» **Required task**
According to the forum thread about the RV movie, which actor stars in the film?

» **Extract provided**
# RV Movie



## johnsandywhite (May 9, 2005)

:lol: There is a great Movie called 'RV' starring Robin Williams:-

>>> RV Movie <<

:lol: What a laugh. Reminds me of me and our trips. :lol:


----------



## 96105 (Aug 23, 2005)

*RV*

hi jsw

outstanding :lol: worth a look......... :arrow:


----------



## Guest (Feb 20, 2006)

hi jws ive seen clips of rv looks great
ps.....are these relaterd to yours


----------



## DABurleigh (May 9, 2005)

JSW,

Please do try and keep up ;-)

http://www.motorhomefacts.com/ftopic-10928.html

Pusser never responded, much to my disappointment.

Dave


----------



## johnsandywhite (May 9, 2005)

DABurleigh said:


> JSW,
> 
> Please do try and keep up ;-)
> 
> ...


 8O That explains it. Sorry.  I was otherwise engaged in similar activities in the USA at the time. :lol: :lol: :lol:


----------



## johnsandywhite (May 9, 2005)

(Data listing)
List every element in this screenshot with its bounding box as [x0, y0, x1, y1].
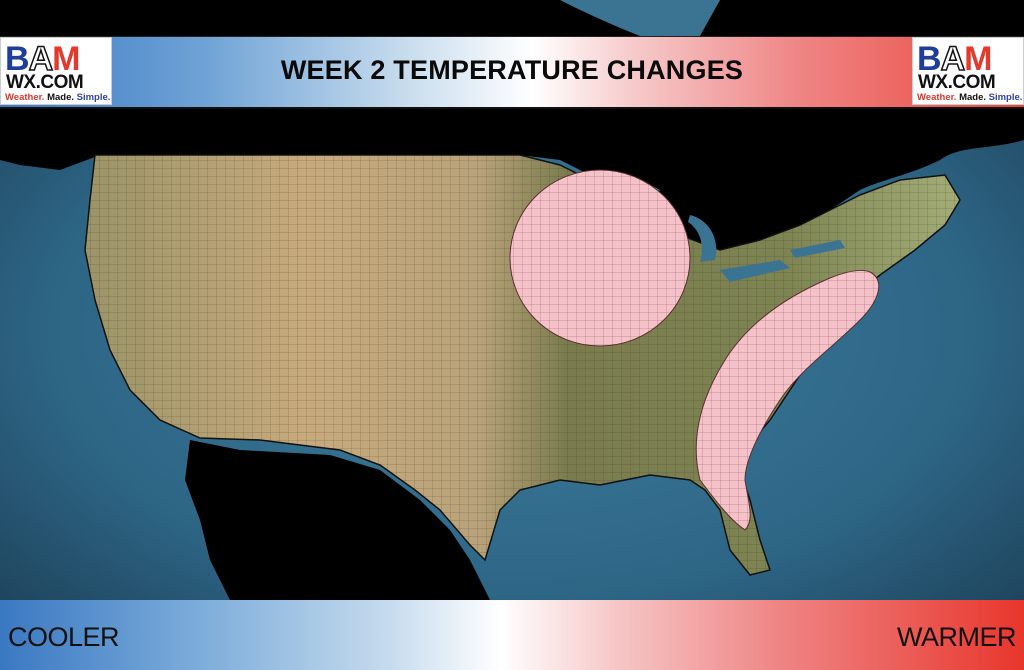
legend-warmer-label: WARMER: [897, 622, 1017, 652]
logo-bam-text: BAM: [5, 40, 80, 78]
logo-bam-text: BAM: [917, 40, 992, 78]
bamwx-logo-right: BAM WX.COM Weather. Made. Simple.: [912, 37, 1024, 105]
legend-cooler-label: COOLER: [8, 622, 120, 652]
logo-tagline: Weather. Made. Simple.: [917, 92, 1023, 103]
logo-tagline: Weather. Made. Simple.: [5, 92, 111, 103]
temperature-legend-bar: COOLER WARMER: [0, 600, 1024, 670]
logo-domain: WX.COM: [918, 72, 996, 93]
logo-domain: WX.COM: [6, 72, 84, 93]
map-top-edge: [0, 0, 1024, 36]
page-title: WEEK 2 TEMPERATURE CHANGES: [280, 55, 744, 85]
bamwx-logo-left: BAM WX.COM Weather. Made. Simple.: [0, 37, 112, 105]
title-banner: BAM WX.COM Weather. Made. Simple. WEEK 2…: [0, 36, 1024, 109]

» **Answer in full**
Robin Williams